> [TASK REQUIREMENTS]: Copy out every record below exactly as written, but leave out any pictures.

> [DATA SHOWN]:
>> BEGIN

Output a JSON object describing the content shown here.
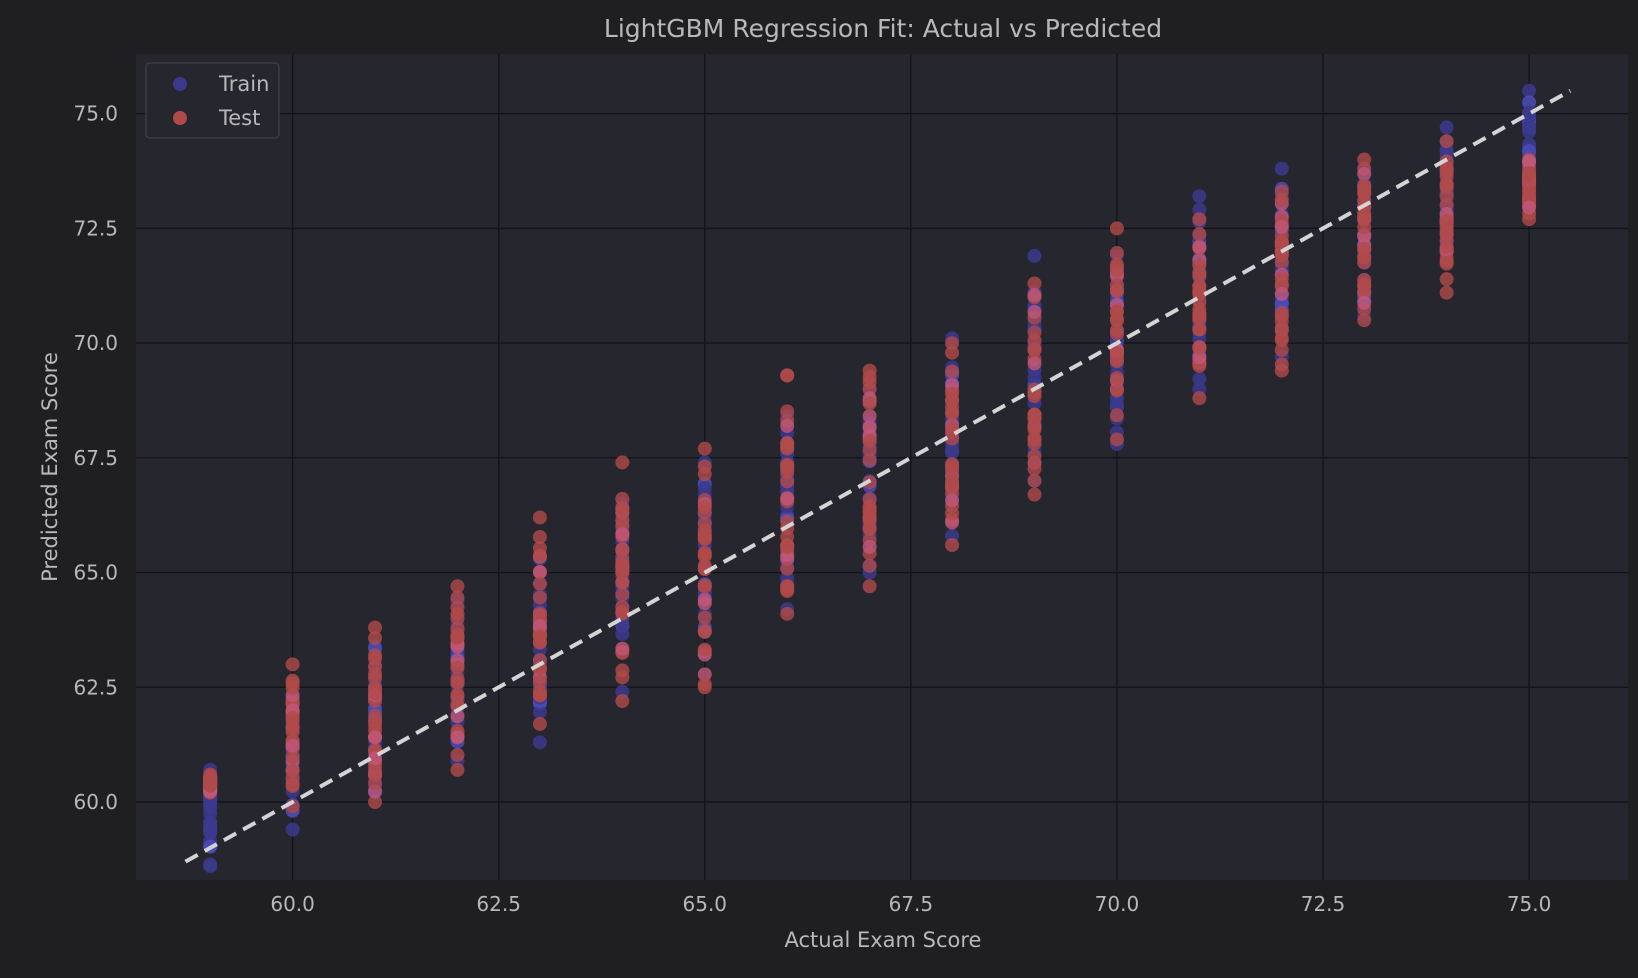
{
  "chart_data": {
    "type": "scatter",
    "title": "LightGBM Regression Fit: Actual vs Predicted",
    "xlabel": "Actual Exam Score",
    "ylabel": "Predicted Exam Score",
    "xlim": [
      58.1,
      76.2
    ],
    "ylim": [
      58.3,
      76.3
    ],
    "xticks": [
      "60.0",
      "62.5",
      "65.0",
      "67.5",
      "70.0",
      "72.5",
      "75.0"
    ],
    "yticks": [
      "60.0",
      "62.5",
      "65.0",
      "67.5",
      "70.0",
      "72.5",
      "75.0"
    ],
    "grid": true,
    "legend_position": "top-left",
    "reference_line": {
      "style": "dashed",
      "color": "#d4d4d4",
      "from": [
        58.7,
        58.7
      ],
      "to": [
        75.5,
        75.5
      ]
    },
    "series": [
      {
        "name": "Train",
        "color": "#3b3a8c",
        "highlight_color": "#4b4bb8",
        "groups": [
          {
            "x": 59,
            "ymin": 58.6,
            "ymax": 60.7
          },
          {
            "x": 60,
            "ymin": 59.4,
            "ymax": 62.2
          },
          {
            "x": 61,
            "ymin": 60.2,
            "ymax": 63.4
          },
          {
            "x": 62,
            "ymin": 60.9,
            "ymax": 64.4
          },
          {
            "x": 63,
            "ymin": 61.3,
            "ymax": 65.3
          },
          {
            "x": 64,
            "ymin": 62.4,
            "ymax": 66.5
          },
          {
            "x": 65,
            "ymin": 63.3,
            "ymax": 67.4
          },
          {
            "x": 66,
            "ymin": 64.2,
            "ymax": 68.4
          },
          {
            "x": 67,
            "ymin": 65.0,
            "ymax": 69.0
          },
          {
            "x": 68,
            "ymin": 65.8,
            "ymax": 70.1
          },
          {
            "x": 69,
            "ymin": 67.0,
            "ymax": 71.9
          },
          {
            "x": 70,
            "ymin": 67.8,
            "ymax": 71.9
          },
          {
            "x": 71,
            "ymin": 69.0,
            "ymax": 73.2
          },
          {
            "x": 72,
            "ymin": 69.7,
            "ymax": 73.8
          },
          {
            "x": 73,
            "ymin": 70.6,
            "ymax": 73.8
          },
          {
            "x": 74,
            "ymin": 72.1,
            "ymax": 74.7
          },
          {
            "x": 75,
            "ymin": 73.2,
            "ymax": 75.5
          }
        ]
      },
      {
        "name": "Test",
        "color": "#b04a4a",
        "highlight_color": "#c0587a",
        "groups": [
          {
            "x": 59,
            "ymin": 60.2,
            "ymax": 60.6
          },
          {
            "x": 60,
            "ymin": 59.9,
            "ymax": 63.0
          },
          {
            "x": 61,
            "ymin": 60.0,
            "ymax": 63.8
          },
          {
            "x": 62,
            "ymin": 60.7,
            "ymax": 64.7
          },
          {
            "x": 63,
            "ymin": 61.7,
            "ymax": 66.2
          },
          {
            "x": 64,
            "ymin": 62.2,
            "ymax": 67.4
          },
          {
            "x": 65,
            "ymin": 62.5,
            "ymax": 67.7
          },
          {
            "x": 66,
            "ymin": 64.1,
            "ymax": 69.3
          },
          {
            "x": 67,
            "ymin": 64.7,
            "ymax": 69.4
          },
          {
            "x": 68,
            "ymin": 65.6,
            "ymax": 70.0
          },
          {
            "x": 69,
            "ymin": 66.7,
            "ymax": 71.3
          },
          {
            "x": 70,
            "ymin": 67.9,
            "ymax": 72.5
          },
          {
            "x": 71,
            "ymin": 68.8,
            "ymax": 72.7
          },
          {
            "x": 72,
            "ymin": 69.4,
            "ymax": 73.3
          },
          {
            "x": 73,
            "ymin": 70.5,
            "ymax": 74.0
          },
          {
            "x": 74,
            "ymin": 71.1,
            "ymax": 74.4
          },
          {
            "x": 75,
            "ymin": 72.7,
            "ymax": 74.0
          }
        ]
      }
    ]
  },
  "colors": {
    "figure_background": "#1f1f22",
    "plot_background": "#26262e",
    "grid": "#141418",
    "text": "#b8b8b8"
  }
}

>> END

> [RESULT FOR THIS EXERCISE]:
Output a JSON object describing the content shown here.
{
  "chart_data": {
    "type": "scatter",
    "title": "LightGBM Regression Fit: Actual vs Predicted",
    "xlabel": "Actual Exam Score",
    "ylabel": "Predicted Exam Score",
    "xlim": [
      58.1,
      76.2
    ],
    "ylim": [
      58.3,
      76.3
    ],
    "xticks": [
      "60.0",
      "62.5",
      "65.0",
      "67.5",
      "70.0",
      "72.5",
      "75.0"
    ],
    "yticks": [
      "60.0",
      "62.5",
      "65.0",
      "67.5",
      "70.0",
      "72.5",
      "75.0"
    ],
    "grid": true,
    "legend_position": "top-left",
    "reference_line": {
      "style": "dashed",
      "color": "#d4d4d4",
      "from": [
        58.7,
        58.7
      ],
      "to": [
        75.5,
        75.5
      ]
    },
    "series": [
      {
        "name": "Train",
        "color": "#3b3a8c",
        "highlight_color": "#4b4bb8",
        "groups": [
          {
            "x": 59,
            "ymin": 58.6,
            "ymax": 60.7
          },
          {
            "x": 60,
            "ymin": 59.4,
            "ymax": 62.2
          },
          {
            "x": 61,
            "ymin": 60.2,
            "ymax": 63.4
          },
          {
            "x": 62,
            "ymin": 60.9,
            "ymax": 64.4
          },
          {
            "x": 63,
            "ymin": 61.3,
            "ymax": 65.3
          },
          {
            "x": 64,
            "ymin": 62.4,
            "ymax": 66.5
          },
          {
            "x": 65,
            "ymin": 63.3,
            "ymax": 67.4
          },
          {
            "x": 66,
            "ymin": 64.2,
            "ymax": 68.4
          },
          {
            "x": 67,
            "ymin": 65.0,
            "ymax": 69.0
          },
          {
            "x": 68,
            "ymin": 65.8,
            "ymax": 70.1
          },
          {
            "x": 69,
            "ymin": 67.0,
            "ymax": 71.9
          },
          {
            "x": 70,
            "ymin": 67.8,
            "ymax": 71.9
          },
          {
            "x": 71,
            "ymin": 69.0,
            "ymax": 73.2
          },
          {
            "x": 72,
            "ymin": 69.7,
            "ymax": 73.8
          },
          {
            "x": 73,
            "ymin": 70.6,
            "ymax": 73.8
          },
          {
            "x": 74,
            "ymin": 72.1,
            "ymax": 74.7
          },
          {
            "x": 75,
            "ymin": 73.2,
            "ymax": 75.5
          }
        ]
      },
      {
        "name": "Test",
        "color": "#b04a4a",
        "highlight_color": "#c0587a",
        "groups": [
          {
            "x": 59,
            "ymin": 60.2,
            "ymax": 60.6
          },
          {
            "x": 60,
            "ymin": 59.9,
            "ymax": 63.0
          },
          {
            "x": 61,
            "ymin": 60.0,
            "ymax": 63.8
          },
          {
            "x": 62,
            "ymin": 60.7,
            "ymax": 64.7
          },
          {
            "x": 63,
            "ymin": 61.7,
            "ymax": 66.2
          },
          {
            "x": 64,
            "ymin": 62.2,
            "ymax": 67.4
          },
          {
            "x": 65,
            "ymin": 62.5,
            "ymax": 67.7
          },
          {
            "x": 66,
            "ymin": 64.1,
            "ymax": 69.3
          },
          {
            "x": 67,
            "ymin": 64.7,
            "ymax": 69.4
          },
          {
            "x": 68,
            "ymin": 65.6,
            "ymax": 70.0
          },
          {
            "x": 69,
            "ymin": 66.7,
            "ymax": 71.3
          },
          {
            "x": 70,
            "ymin": 67.9,
            "ymax": 72.5
          },
          {
            "x": 71,
            "ymin": 68.8,
            "ymax": 72.7
          },
          {
            "x": 72,
            "ymin": 69.4,
            "ymax": 73.3
          },
          {
            "x": 73,
            "ymin": 70.5,
            "ymax": 74.0
          },
          {
            "x": 74,
            "ymin": 71.1,
            "ymax": 74.4
          },
          {
            "x": 75,
            "ymin": 72.7,
            "ymax": 74.0
          }
        ]
      }
    ]
  },
  "colors": {
    "figure_background": "#1f1f22",
    "plot_background": "#26262e",
    "grid": "#141418",
    "text": "#b8b8b8"
  }
}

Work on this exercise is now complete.